* [Data extracted from a collection]:
┏━━
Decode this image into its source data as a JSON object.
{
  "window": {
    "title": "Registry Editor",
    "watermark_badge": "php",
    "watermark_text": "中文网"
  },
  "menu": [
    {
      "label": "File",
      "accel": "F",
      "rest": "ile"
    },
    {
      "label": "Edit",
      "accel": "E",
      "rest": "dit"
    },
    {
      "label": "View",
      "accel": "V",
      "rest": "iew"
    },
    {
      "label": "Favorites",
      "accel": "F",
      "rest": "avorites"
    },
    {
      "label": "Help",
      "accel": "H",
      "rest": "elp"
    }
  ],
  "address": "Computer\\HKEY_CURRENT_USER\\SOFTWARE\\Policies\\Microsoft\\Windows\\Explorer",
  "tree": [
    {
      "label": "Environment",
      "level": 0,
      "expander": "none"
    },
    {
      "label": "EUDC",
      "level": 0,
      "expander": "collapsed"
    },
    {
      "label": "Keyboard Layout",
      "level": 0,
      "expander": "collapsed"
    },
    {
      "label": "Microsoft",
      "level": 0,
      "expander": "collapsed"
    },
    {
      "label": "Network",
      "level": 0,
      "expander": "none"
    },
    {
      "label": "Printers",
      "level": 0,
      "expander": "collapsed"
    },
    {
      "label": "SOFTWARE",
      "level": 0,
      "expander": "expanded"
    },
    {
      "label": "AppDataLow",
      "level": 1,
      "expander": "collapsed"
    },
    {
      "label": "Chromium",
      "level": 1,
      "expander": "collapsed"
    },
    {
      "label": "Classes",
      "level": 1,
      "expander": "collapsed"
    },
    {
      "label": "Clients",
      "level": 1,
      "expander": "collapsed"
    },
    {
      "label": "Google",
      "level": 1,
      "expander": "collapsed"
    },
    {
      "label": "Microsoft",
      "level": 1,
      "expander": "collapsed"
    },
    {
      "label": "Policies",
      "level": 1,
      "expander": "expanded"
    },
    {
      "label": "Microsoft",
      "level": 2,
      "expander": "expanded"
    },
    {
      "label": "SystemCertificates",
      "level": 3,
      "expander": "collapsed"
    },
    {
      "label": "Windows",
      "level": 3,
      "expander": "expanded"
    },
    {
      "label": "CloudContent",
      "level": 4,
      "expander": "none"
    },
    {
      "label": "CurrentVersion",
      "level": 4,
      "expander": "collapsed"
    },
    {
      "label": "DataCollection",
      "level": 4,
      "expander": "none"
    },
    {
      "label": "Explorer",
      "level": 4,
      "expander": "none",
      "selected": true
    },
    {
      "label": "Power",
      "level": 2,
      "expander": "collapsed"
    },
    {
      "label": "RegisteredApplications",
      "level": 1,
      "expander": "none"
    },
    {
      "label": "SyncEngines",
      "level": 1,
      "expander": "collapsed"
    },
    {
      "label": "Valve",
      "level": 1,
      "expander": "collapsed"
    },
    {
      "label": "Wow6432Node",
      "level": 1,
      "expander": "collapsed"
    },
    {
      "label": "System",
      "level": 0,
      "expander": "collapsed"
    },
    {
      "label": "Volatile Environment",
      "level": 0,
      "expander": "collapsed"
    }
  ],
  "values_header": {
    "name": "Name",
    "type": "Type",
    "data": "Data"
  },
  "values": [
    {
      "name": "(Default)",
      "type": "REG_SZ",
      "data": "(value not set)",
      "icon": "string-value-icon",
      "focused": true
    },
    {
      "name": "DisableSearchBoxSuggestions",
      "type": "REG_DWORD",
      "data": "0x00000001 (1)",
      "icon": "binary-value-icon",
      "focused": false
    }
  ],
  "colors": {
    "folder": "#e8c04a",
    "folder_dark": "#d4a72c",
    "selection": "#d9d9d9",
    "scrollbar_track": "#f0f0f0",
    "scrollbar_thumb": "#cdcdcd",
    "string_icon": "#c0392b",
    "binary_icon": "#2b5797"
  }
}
┗━━
* [TASK]:
Scan the listing above for the word "Explorer" and show each line where it is found.

* [RESULT]:
  "address": "Computer\\HKEY_CURRENT_USER\\SOFTWARE\\Policies\\Microsoft\\Windows\\Explorer",
      "label": "Explorer",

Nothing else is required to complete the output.